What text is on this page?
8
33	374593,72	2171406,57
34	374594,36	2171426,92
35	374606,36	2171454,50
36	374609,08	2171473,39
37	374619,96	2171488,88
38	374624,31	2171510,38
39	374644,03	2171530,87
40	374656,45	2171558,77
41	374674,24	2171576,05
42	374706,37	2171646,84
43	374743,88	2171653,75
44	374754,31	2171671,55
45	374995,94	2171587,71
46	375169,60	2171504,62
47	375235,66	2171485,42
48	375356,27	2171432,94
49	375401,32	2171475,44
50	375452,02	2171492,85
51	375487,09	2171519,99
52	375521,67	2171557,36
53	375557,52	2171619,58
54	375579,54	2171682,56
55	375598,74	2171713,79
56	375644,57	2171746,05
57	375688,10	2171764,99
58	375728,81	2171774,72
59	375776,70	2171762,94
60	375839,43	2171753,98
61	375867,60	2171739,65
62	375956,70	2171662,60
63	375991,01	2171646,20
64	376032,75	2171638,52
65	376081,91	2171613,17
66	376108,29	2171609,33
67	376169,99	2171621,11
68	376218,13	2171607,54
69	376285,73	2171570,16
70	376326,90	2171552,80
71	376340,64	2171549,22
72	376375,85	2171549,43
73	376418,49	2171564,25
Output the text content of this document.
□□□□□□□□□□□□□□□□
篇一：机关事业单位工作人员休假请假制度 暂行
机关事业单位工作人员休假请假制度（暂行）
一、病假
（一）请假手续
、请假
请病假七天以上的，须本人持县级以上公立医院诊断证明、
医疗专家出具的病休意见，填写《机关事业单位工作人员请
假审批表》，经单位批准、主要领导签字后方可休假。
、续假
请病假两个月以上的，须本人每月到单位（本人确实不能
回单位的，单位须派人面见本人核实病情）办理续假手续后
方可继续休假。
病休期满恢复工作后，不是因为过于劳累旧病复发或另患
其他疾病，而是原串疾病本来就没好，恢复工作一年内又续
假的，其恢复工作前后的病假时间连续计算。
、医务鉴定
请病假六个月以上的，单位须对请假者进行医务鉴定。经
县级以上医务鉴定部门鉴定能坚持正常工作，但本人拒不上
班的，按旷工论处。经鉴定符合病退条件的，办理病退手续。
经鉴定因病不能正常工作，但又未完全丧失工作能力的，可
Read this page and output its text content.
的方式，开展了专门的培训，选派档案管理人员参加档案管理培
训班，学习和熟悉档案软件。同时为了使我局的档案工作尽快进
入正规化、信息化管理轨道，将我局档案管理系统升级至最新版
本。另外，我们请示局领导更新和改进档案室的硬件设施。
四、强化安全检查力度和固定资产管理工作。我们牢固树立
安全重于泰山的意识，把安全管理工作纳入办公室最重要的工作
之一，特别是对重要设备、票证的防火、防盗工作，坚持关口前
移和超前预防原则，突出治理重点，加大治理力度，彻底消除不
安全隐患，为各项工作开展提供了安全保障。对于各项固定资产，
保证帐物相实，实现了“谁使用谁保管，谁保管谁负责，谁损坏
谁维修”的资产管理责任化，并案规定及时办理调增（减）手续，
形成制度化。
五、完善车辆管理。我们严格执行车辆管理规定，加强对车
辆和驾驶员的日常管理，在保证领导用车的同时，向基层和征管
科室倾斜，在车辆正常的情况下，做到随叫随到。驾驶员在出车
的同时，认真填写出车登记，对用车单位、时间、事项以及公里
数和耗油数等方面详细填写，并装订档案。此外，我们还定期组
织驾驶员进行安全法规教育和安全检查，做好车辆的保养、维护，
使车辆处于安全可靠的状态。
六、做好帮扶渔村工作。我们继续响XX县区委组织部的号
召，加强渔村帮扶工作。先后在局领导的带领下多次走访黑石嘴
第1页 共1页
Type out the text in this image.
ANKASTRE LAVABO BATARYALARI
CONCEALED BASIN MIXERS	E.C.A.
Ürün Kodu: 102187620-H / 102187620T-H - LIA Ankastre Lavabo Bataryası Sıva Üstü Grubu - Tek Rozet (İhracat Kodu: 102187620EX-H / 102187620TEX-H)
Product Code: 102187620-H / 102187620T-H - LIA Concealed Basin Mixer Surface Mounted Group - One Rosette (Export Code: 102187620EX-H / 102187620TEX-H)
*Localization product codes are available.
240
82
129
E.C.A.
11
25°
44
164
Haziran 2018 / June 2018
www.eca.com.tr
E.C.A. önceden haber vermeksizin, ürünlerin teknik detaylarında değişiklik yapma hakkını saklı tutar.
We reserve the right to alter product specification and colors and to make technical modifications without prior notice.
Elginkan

● ● ● ●

(EXERCISE):
Reproduce the records in full, exactly as written.

(EXERCISE OUTPUT):
What text is on this page?
8
33	374593,72	2171406,57
34	374594,36	2171426,92
35	374606,36	2171454,50
36	374609,08	2171473,39
37	374619,96	2171488,88
38	374624,31	2171510,38
39	374644,03	2171530,87
40	374656,45	2171558,77
41	374674,24	2171576,05
42	374706,37	2171646,84
43	374743,88	2171653,75
44	374754,31	2171671,55
45	374995,94	2171587,71
46	375169,60	2171504,62
47	375235,66	2171485,42
48	375356,27	2171432,94
49	375401,32	2171475,44
50	375452,02	2171492,85
51	375487,09	2171519,99
52	375521,67	2171557,36
53	375557,52	2171619,58
54	375579,54	2171682,56
55	375598,74	2171713,79
56	375644,57	2171746,05
57	375688,10	2171764,99
58	375728,81	2171774,72
59	375776,70	2171762,94
60	375839,43	2171753,98
61	375867,60	2171739,65
62	375956,70	2171662,60
63	375991,01	2171646,20
64	376032,75	2171638,52
65	376081,91	2171613,17
66	376108,29	2171609,33
67	376169,99	2171621,11
68	376218,13	2171607,54
69	376285,73	2171570,16
70	376326,90	2171552,80
71	376340,64	2171549,22
72	376375,85	2171549,43
73	376418,49	2171564,25
Output the text content of this document.
□□□□□□□□□□□□□□□□
篇一：机关事业单位工作人员休假请假制度 暂行
机关事业单位工作人员休假请假制度（暂行）
一、病假
（一）请假手续
、请假
请病假七天以上的，须本人持县级以上公立医院诊断证明、
医疗专家出具的病休意见，填写《机关事业单位工作人员请
假审批表》，经单位批准、主要领导签字后方可休假。
、续假
请病假两个月以上的，须本人每月到单位（本人确实不能
回单位的，单位须派人面见本人核实病情）办理续假手续后
方可继续休假。
病休期满恢复工作后，不是因为过于劳累旧病复发或另患
其他疾病，而是原串疾病本来就没好，恢复工作一年内又续
假的，其恢复工作前后的病假时间连续计算。
、医务鉴定
请病假六个月以上的，单位须对请假者进行医务鉴定。经
县级以上医务鉴定部门鉴定能坚持正常工作，但本人拒不上
班的，按旷工论处。经鉴定符合病退条件的，办理病退手续。
经鉴定因病不能正常工作，但又未完全丧失工作能力的，可
Read this page and output its text content.
的方式，开展了专门的培训，选派档案管理人员参加档案管理培
训班，学习和熟悉档案软件。同时为了使我局的档案工作尽快进
入正规化、信息化管理轨道，将我局档案管理系统升级至最新版
本。另外，我们请示局领导更新和改进档案室的硬件设施。
四、强化安全检查力度和固定资产管理工作。我们牢固树立
安全重于泰山的意识，把安全管理工作纳入办公室最重要的工作
之一，特别是对重要设备、票证的防火、防盗工作，坚持关口前
移和超前预防原则，突出治理重点，加大治理力度，彻底消除不
安全隐患，为各项工作开展提供了安全保障。对于各项固定资产，
保证帐物相实，实现了“谁使用谁保管，谁保管谁负责，谁损坏
谁维修”的资产管理责任化，并案规定及时办理调增（减）手续，
形成制度化。
五、完善车辆管理。我们严格执行车辆管理规定，加强对车
辆和驾驶员的日常管理，在保证领导用车的同时，向基层和征管
科室倾斜，在车辆正常的情况下，做到随叫随到。驾驶员在出车
的同时，认真填写出车登记，对用车单位、时间、事项以及公里
数和耗油数等方面详细填写，并装订档案。此外，我们还定期组
织驾驶员进行安全法规教育和安全检查，做好车辆的保养、维护，
使车辆处于安全可靠的状态。
六、做好帮扶渔村工作。我们继续响XX县区委组织部的号
召，加强渔村帮扶工作。先后在局领导的带领下多次走访黑石嘴
第1页 共1页
Type out the text in this image.
ANKASTRE LAVABO BATARYALARI
CONCEALED BASIN MIXERS	E.C.A.
Ürün Kodu: 102187620-H / 102187620T-H - LIA Ankastre Lavabo Bataryası Sıva Üstü Grubu - Tek Rozet (İhracat Kodu: 102187620EX-H / 102187620TEX-H)
Product Code: 102187620-H / 102187620T-H - LIA Concealed Basin Mixer Surface Mounted Group - One Rosette (Export Code: 102187620EX-H / 102187620TEX-H)
*Localization product codes are available.
240
82
129
E.C.A.
11
25°
44
164
Haziran 2018 / June 2018
www.eca.com.tr
E.C.A. önceden haber vermeksizin, ürünlerin teknik detaylarında değişiklik yapma hakkını saklı tutar.
We reserve the right to alter product specification and colors and to make technical modifications without prior notice.
Elginkan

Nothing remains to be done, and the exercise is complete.